[start]

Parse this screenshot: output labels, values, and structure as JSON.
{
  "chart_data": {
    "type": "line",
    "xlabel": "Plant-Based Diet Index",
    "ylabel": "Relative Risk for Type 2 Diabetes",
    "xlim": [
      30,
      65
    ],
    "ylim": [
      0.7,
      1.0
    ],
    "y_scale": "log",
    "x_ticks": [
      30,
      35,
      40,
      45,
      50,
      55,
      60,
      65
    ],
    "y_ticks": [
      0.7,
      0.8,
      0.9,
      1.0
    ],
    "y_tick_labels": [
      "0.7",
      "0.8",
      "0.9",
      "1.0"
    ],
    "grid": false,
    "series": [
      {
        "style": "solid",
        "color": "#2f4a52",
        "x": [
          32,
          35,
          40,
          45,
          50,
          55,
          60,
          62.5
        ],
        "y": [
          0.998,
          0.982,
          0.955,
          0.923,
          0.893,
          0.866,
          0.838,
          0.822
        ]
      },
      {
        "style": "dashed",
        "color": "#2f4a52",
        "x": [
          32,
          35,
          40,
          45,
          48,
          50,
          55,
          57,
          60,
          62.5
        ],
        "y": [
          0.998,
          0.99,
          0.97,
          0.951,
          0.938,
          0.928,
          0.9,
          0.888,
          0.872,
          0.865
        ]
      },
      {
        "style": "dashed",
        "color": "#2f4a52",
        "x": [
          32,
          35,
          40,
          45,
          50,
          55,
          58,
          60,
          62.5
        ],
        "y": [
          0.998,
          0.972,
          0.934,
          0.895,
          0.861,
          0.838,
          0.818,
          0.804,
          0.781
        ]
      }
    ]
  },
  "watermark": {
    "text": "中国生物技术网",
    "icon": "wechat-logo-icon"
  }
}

[end]

> _WHAT TO DO_
Write out all of the records above exactly as they appear.

> _ANSWER TO THIS PROBLEM_
Parse this screenshot: output labels, values, and structure as JSON.
{
  "chart_data": {
    "type": "line",
    "xlabel": "Plant-Based Diet Index",
    "ylabel": "Relative Risk for Type 2 Diabetes",
    "xlim": [
      30,
      65
    ],
    "ylim": [
      0.7,
      1.0
    ],
    "y_scale": "log",
    "x_ticks": [
      30,
      35,
      40,
      45,
      50,
      55,
      60,
      65
    ],
    "y_ticks": [
      0.7,
      0.8,
      0.9,
      1.0
    ],
    "y_tick_labels": [
      "0.7",
      "0.8",
      "0.9",
      "1.0"
    ],
    "grid": false,
    "series": [
      {
        "style": "solid",
        "color": "#2f4a52",
        "x": [
          32,
          35,
          40,
          45,
          50,
          55,
          60,
          62.5
        ],
        "y": [
          0.998,
          0.982,
          0.955,
          0.923,
          0.893,
          0.866,
          0.838,
          0.822
        ]
      },
      {
        "style": "dashed",
        "color": "#2f4a52",
        "x": [
          32,
          35,
          40,
          45,
          48,
          50,
          55,
          57,
          60,
          62.5
        ],
        "y": [
          0.998,
          0.99,
          0.97,
          0.951,
          0.938,
          0.928,
          0.9,
          0.888,
          0.872,
          0.865
        ]
      },
      {
        "style": "dashed",
        "color": "#2f4a52",
        "x": [
          32,
          35,
          40,
          45,
          50,
          55,
          58,
          60,
          62.5
        ],
        "y": [
          0.998,
          0.972,
          0.934,
          0.895,
          0.861,
          0.838,
          0.818,
          0.804,
          0.781
        ]
      }
    ]
  },
  "watermark": {
    "text": "中国生物技术网",
    "icon": "wechat-logo-icon"
  }
}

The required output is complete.